::: Dataset extract
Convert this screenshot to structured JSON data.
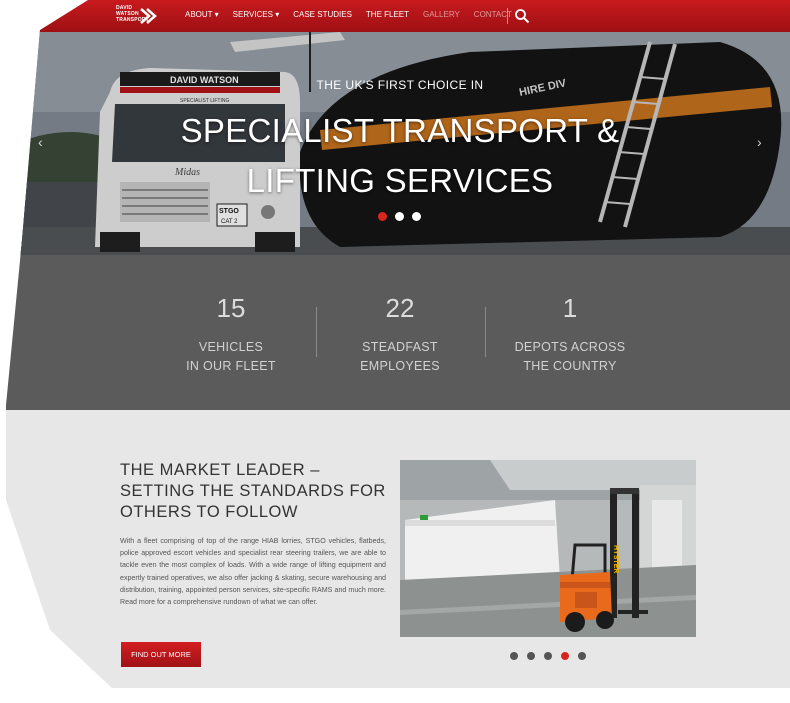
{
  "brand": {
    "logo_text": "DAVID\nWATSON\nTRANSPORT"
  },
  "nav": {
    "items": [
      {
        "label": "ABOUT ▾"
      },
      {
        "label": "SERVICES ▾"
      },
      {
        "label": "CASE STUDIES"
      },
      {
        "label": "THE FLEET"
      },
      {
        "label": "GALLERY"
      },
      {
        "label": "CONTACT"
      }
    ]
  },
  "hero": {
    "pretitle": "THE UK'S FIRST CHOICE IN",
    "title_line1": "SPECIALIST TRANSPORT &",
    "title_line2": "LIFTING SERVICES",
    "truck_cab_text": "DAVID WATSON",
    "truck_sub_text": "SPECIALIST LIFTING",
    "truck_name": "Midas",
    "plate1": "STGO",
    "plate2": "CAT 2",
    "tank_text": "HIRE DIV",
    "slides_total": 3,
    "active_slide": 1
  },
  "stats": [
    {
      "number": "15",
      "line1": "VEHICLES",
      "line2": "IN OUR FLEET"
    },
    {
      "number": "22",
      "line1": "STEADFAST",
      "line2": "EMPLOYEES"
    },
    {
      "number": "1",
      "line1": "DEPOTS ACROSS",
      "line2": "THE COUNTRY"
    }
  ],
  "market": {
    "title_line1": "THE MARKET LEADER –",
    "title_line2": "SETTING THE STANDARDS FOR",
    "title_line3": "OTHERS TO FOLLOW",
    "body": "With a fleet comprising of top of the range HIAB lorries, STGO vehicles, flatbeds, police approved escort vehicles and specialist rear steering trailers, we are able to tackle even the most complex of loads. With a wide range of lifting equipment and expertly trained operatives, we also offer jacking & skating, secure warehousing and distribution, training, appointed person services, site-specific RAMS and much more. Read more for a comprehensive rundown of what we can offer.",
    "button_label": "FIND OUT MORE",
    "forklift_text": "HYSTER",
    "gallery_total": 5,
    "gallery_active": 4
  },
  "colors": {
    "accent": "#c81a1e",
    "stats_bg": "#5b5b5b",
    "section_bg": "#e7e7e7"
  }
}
::::::
◆ Task to carry out ◆
Quote all the records verbatim, dropping any pictures from your copy.

◆ Exercise solution ◆
Convert this screenshot to structured JSON data.
{
  "brand": {
    "logo_text": "DAVID\nWATSON\nTRANSPORT"
  },
  "nav": {
    "items": [
      {
        "label": "ABOUT ▾"
      },
      {
        "label": "SERVICES ▾"
      },
      {
        "label": "CASE STUDIES"
      },
      {
        "label": "THE FLEET"
      },
      {
        "label": "GALLERY"
      },
      {
        "label": "CONTACT"
      }
    ]
  },
  "hero": {
    "pretitle": "THE UK'S FIRST CHOICE IN",
    "title_line1": "SPECIALIST TRANSPORT &",
    "title_line2": "LIFTING SERVICES",
    "truck_cab_text": "DAVID WATSON",
    "truck_sub_text": "SPECIALIST LIFTING",
    "truck_name": "Midas",
    "plate1": "STGO",
    "plate2": "CAT 2",
    "tank_text": "HIRE DIV",
    "slides_total": 3,
    "active_slide": 1
  },
  "stats": [
    {
      "number": "15",
      "line1": "VEHICLES",
      "line2": "IN OUR FLEET"
    },
    {
      "number": "22",
      "line1": "STEADFAST",
      "line2": "EMPLOYEES"
    },
    {
      "number": "1",
      "line1": "DEPOTS ACROSS",
      "line2": "THE COUNTRY"
    }
  ],
  "market": {
    "title_line1": "THE MARKET LEADER –",
    "title_line2": "SETTING THE STANDARDS FOR",
    "title_line3": "OTHERS TO FOLLOW",
    "body": "With a fleet comprising of top of the range HIAB lorries, STGO vehicles, flatbeds, police approved escort vehicles and specialist rear steering trailers, we are able to tackle even the most complex of loads. With a wide range of lifting equipment and expertly trained operatives, we also offer jacking & skating, secure warehousing and distribution, training, appointed person services, site-specific RAMS and much more. Read more for a comprehensive rundown of what we can offer.",
    "button_label": "FIND OUT MORE",
    "forklift_text": "HYSTER",
    "gallery_total": 5,
    "gallery_active": 4
  },
  "colors": {
    "accent": "#c81a1e",
    "stats_bg": "#5b5b5b",
    "section_bg": "#e7e7e7"
  }
}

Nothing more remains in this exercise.